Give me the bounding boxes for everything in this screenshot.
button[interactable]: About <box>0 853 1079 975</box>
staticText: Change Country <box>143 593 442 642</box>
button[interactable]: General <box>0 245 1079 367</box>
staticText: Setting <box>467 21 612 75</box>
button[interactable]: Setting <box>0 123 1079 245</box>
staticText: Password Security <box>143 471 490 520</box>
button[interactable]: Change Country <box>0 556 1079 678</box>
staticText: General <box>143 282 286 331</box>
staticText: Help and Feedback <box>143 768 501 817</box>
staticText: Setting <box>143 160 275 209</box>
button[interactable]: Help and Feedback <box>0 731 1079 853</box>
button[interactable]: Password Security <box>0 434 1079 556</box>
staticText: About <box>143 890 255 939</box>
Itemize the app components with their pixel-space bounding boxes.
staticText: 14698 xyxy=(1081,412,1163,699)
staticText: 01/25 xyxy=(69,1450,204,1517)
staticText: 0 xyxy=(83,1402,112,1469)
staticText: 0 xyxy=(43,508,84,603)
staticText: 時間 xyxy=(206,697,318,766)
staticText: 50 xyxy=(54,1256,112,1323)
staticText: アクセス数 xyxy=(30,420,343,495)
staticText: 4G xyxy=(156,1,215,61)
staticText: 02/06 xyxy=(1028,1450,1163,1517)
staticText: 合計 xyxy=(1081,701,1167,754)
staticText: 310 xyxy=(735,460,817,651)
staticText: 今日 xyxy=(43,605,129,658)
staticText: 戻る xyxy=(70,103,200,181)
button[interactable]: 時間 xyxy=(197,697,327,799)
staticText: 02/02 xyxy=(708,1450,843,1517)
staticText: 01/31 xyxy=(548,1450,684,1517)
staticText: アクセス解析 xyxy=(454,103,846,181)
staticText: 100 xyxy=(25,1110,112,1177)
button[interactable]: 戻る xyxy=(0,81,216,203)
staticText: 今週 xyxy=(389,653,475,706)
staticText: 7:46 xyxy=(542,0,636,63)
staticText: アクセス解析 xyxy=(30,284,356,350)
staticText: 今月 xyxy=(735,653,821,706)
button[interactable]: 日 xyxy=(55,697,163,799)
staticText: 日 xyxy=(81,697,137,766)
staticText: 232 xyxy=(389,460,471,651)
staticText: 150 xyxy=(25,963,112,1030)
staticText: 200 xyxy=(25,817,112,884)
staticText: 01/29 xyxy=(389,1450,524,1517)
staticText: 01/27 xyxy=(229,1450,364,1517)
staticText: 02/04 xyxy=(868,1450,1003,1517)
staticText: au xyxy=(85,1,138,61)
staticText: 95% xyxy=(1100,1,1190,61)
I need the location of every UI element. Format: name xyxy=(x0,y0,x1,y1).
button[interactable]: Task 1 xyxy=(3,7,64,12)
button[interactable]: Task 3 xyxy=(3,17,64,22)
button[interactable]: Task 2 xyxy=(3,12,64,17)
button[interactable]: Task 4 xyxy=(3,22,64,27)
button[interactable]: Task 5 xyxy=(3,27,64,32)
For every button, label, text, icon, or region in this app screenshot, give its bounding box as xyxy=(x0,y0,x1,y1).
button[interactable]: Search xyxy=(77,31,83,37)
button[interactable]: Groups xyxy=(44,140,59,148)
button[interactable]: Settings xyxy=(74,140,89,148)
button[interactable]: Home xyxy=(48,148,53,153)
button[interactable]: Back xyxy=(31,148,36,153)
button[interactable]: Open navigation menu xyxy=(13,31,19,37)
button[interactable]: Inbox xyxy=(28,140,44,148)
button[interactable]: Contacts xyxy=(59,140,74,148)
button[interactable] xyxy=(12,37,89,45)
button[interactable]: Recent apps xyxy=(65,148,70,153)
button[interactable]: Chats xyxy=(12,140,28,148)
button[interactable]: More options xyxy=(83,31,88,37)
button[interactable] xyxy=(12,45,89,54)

→ **To do**: Please pick out each line of the entries above that contains the string "アクセス解析" and copy those lines in full.

→ **Solution for this problem**:
staticText: アクセス解析 xyxy=(454,103,846,181)
staticText: アクセス解析 xyxy=(30,284,356,350)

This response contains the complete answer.